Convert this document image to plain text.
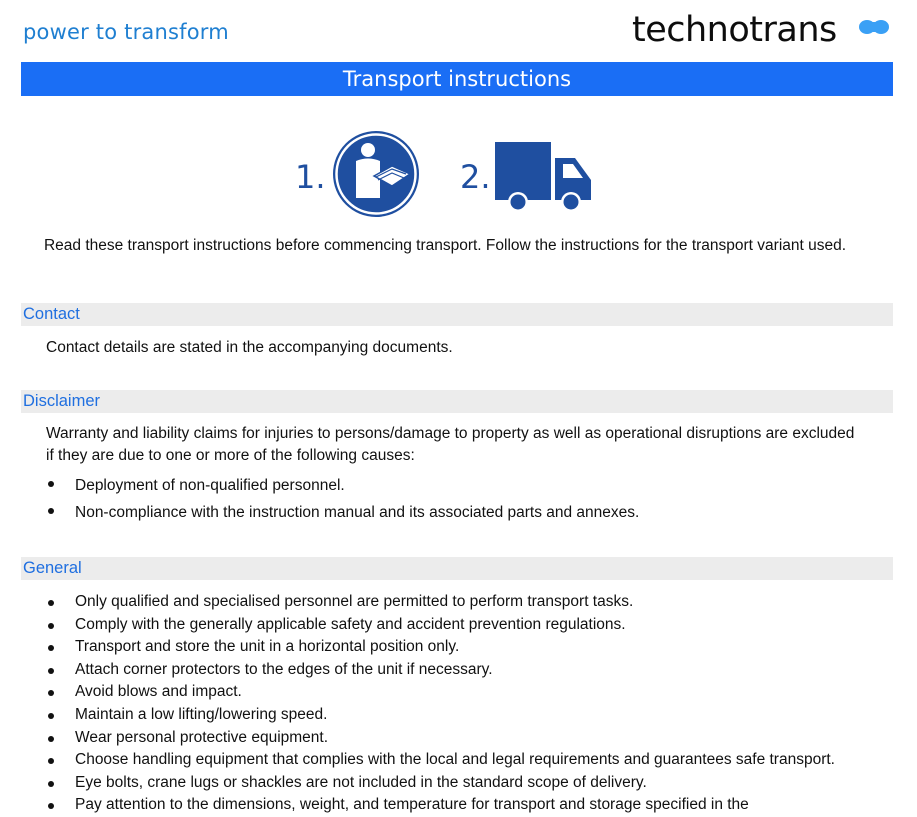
power to transform	technotrans
Transport instructions
1.	2.
Read these transport instructions before commencing transport. Follow the instructions for the transport variant used.
Contact
Contact details are stated in the accompanying documents.
Disclaimer
Warranty and liability claims for injuries to persons/damage to property as well as operational disruptions are excluded if they are due to one or more of the following causes:
Deployment of non-qualified personnel.
Non-compliance with the instruction manual and its associated parts and annexes.
General
Only qualified and specialised personnel are permitted to perform transport tasks.
Comply with the generally applicable safety and accident prevention regulations.
Transport and store the unit in a horizontal position only.
Attach corner protectors to the edges of the unit if necessary.
Avoid blows and impact.
Maintain a low lifting/lowering speed.
Wear personal protective equipment.
Choose handling equipment that complies with the local and legal requirements and guarantees safe transport.
Eye bolts, crane lugs or shackles are not included in the standard scope of delivery.
Pay attention to the dimensions, weight, and temperature for transport and storage specified in the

AIM -
Copy out the listing exactly as it stands, but not the pictures.

EXERCISE RESPONSE -
Convert this document image to plain text.
power to transform	technotrans
Transport instructions
1.	2.
Read these transport instructions before commencing transport. Follow the instructions for the transport variant used.
Contact
Contact details are stated in the accompanying documents.
Disclaimer
Warranty and liability claims for injuries to persons/damage to property as well as operational disruptions are excluded if they are due to one or more of the following causes:
Deployment of non-qualified personnel.
Non-compliance with the instruction manual and its associated parts and annexes.
General
Only qualified and specialised personnel are permitted to perform transport tasks.
Comply with the generally applicable safety and accident prevention regulations.
Transport and store the unit in a horizontal position only.
Attach corner protectors to the edges of the unit if necessary.
Avoid blows and impact.
Maintain a low lifting/lowering speed.
Wear personal protective equipment.
Choose handling equipment that complies with the local and legal requirements and guarantees safe transport.
Eye bolts, crane lugs or shackles are not included in the standard scope of delivery.
Pay attention to the dimensions, weight, and temperature for transport and storage specified in the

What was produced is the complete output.